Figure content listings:
■ ■ ■ ■ ■ ■ ■

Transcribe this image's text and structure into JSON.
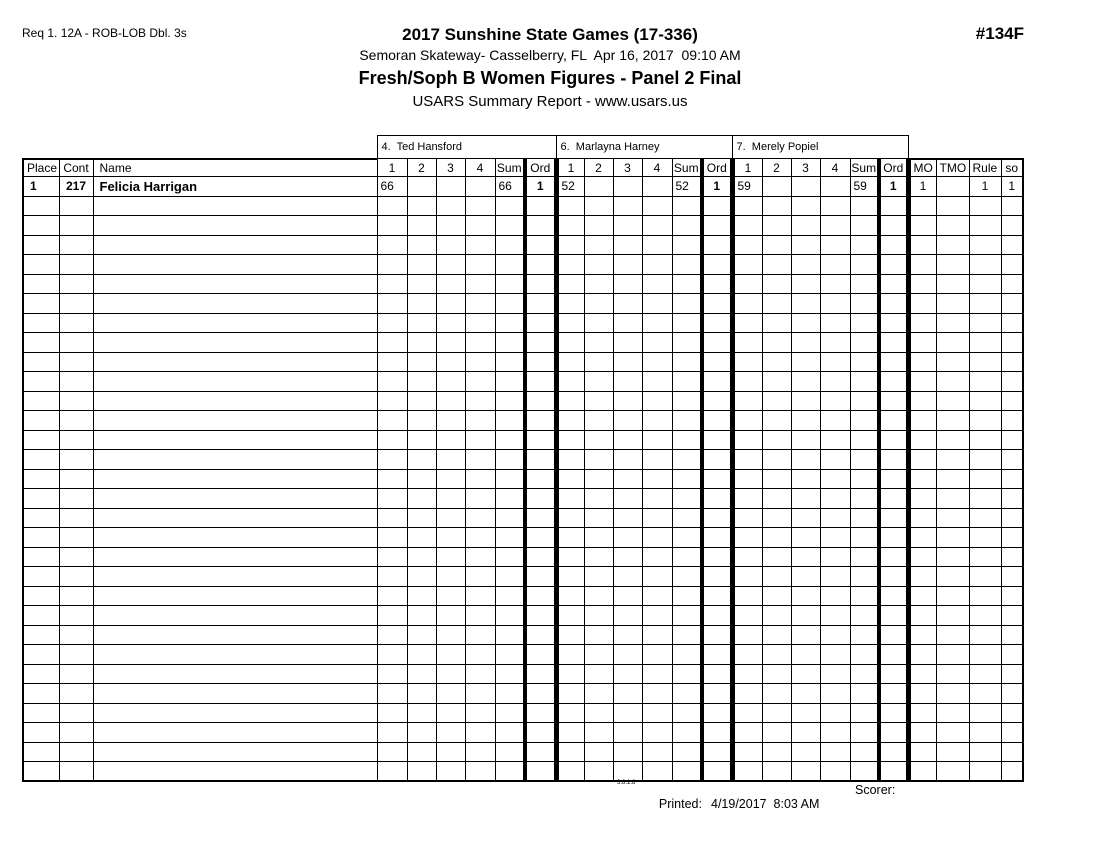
{
  "header": {
    "req_line": "Req 1. 12A - ROB-LOB Dbl. 3s",
    "title": "2017 Sunshine State Games (17-336)",
    "venue_line": "Semoran Skateway- Casselberry, FL  Apr 16, 2017  09:10 AM",
    "event_line": "Fresh/Soph B Women Figures - Panel 2 Final",
    "report_line": "USARS Summary Report - www.usars.us",
    "doc_number": "#134F"
  },
  "table": {
    "left_columns": [
      "Place",
      "Cont",
      "Name"
    ],
    "judges": [
      "4.  Ted Hansford",
      "6.  Marlayna Harney",
      "7.  Merely Popiel"
    ],
    "judge_columns": [
      "1",
      "2",
      "3",
      "4",
      "Sum",
      "Ord"
    ],
    "right_columns": [
      "MO",
      "TMO",
      "Rule",
      "so"
    ],
    "rows": [
      {
        "place": "1",
        "cont": "217",
        "name": "Felicia Harrigan",
        "scores": [
          [
            "66",
            "",
            "",
            "",
            "66",
            "1"
          ],
          [
            "52",
            "",
            "",
            "",
            "52",
            "1"
          ],
          [
            "59",
            "",
            "",
            "",
            "59",
            "1"
          ]
        ],
        "extras": [
          "1",
          "",
          "1",
          "1"
        ]
      }
    ],
    "empty_rows": 30
  },
  "footer": {
    "version": "3.8.1.8",
    "printed_label": "Printed:",
    "printed_value": "4/19/2017  8:03 AM",
    "scorer_label": "Scorer:"
  }
}
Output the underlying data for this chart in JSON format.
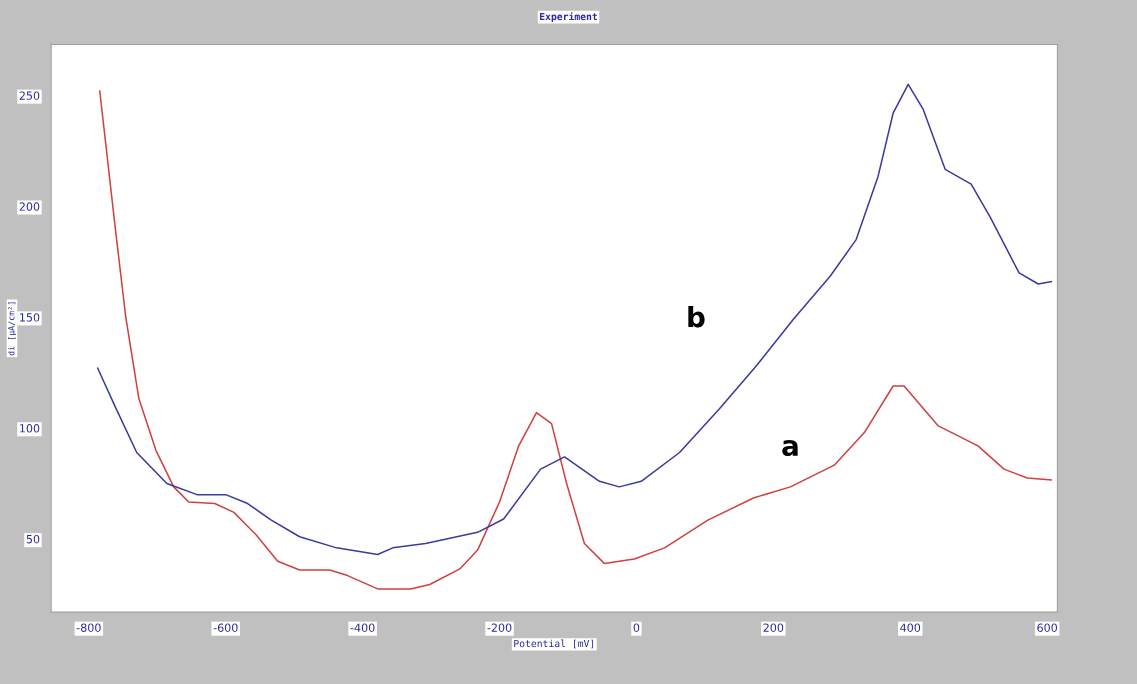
{
  "chart_data": {
    "type": "line",
    "title": "Experiment",
    "xlabel": "Potential [mV]",
    "ylabel": "di [µA/cm²]",
    "xlim": [
      -855,
      615
    ],
    "ylim": [
      17,
      273
    ],
    "xticks": [
      -800,
      -600,
      -400,
      -200,
      0,
      200,
      400,
      600
    ],
    "yticks": [
      50,
      100,
      150,
      200,
      250
    ],
    "grid": false,
    "marker": "none",
    "line_style": "solid",
    "series": [
      {
        "name": "a",
        "color": "#d04040",
        "x": [
          -784,
          -762,
          -746,
          -727,
          -702,
          -676,
          -654,
          -616,
          -588,
          -556,
          -524,
          -492,
          -448,
          -422,
          -378,
          -330,
          -302,
          -258,
          -232,
          -200,
          -172,
          -146,
          -124,
          -102,
          -76,
          -47,
          -3,
          41,
          105,
          171,
          225,
          289,
          333,
          375,
          391,
          441,
          499,
          537,
          571,
          606
        ],
        "values": [
          252,
          192,
          150,
          113.5,
          90,
          73.5,
          66.7,
          66,
          62,
          52,
          40,
          36,
          36,
          33.5,
          27.5,
          27.5,
          29.5,
          36.5,
          45,
          66.7,
          92,
          107,
          102,
          75,
          48,
          39,
          41,
          46,
          58.6,
          68.5,
          73.5,
          83.3,
          98,
          119,
          119,
          101,
          92,
          81.5,
          77.5,
          76.6
        ]
      },
      {
        "name": "b",
        "color": "#3a3aa0",
        "x": [
          -787,
          -762,
          -730,
          -686,
          -642,
          -600,
          -568,
          -534,
          -492,
          -438,
          -378,
          -356,
          -308,
          -232,
          -194,
          -140,
          -105,
          -54,
          -25,
          7,
          63,
          121,
          175,
          229,
          283,
          321,
          353,
          375,
          397,
          419,
          451,
          489,
          517,
          559,
          587,
          606
        ],
        "values": [
          127,
          110,
          89,
          75,
          70,
          70,
          66,
          58.6,
          51,
          46,
          43,
          46,
          48,
          53,
          59,
          81.5,
          87,
          76,
          73.5,
          76,
          89,
          108.6,
          128,
          149,
          168.5,
          185,
          213.5,
          242,
          255,
          243.7,
          216.7,
          210,
          195,
          170,
          165,
          166
        ]
      }
    ]
  }
}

■ ■ ■ ■ ■ ■ ■

The problem: Find the string "this" in the listing and return every line that holds it.

The output:
Transcribe this image's text and structure into JSON.
Output the underlying data for this chart in JSON format.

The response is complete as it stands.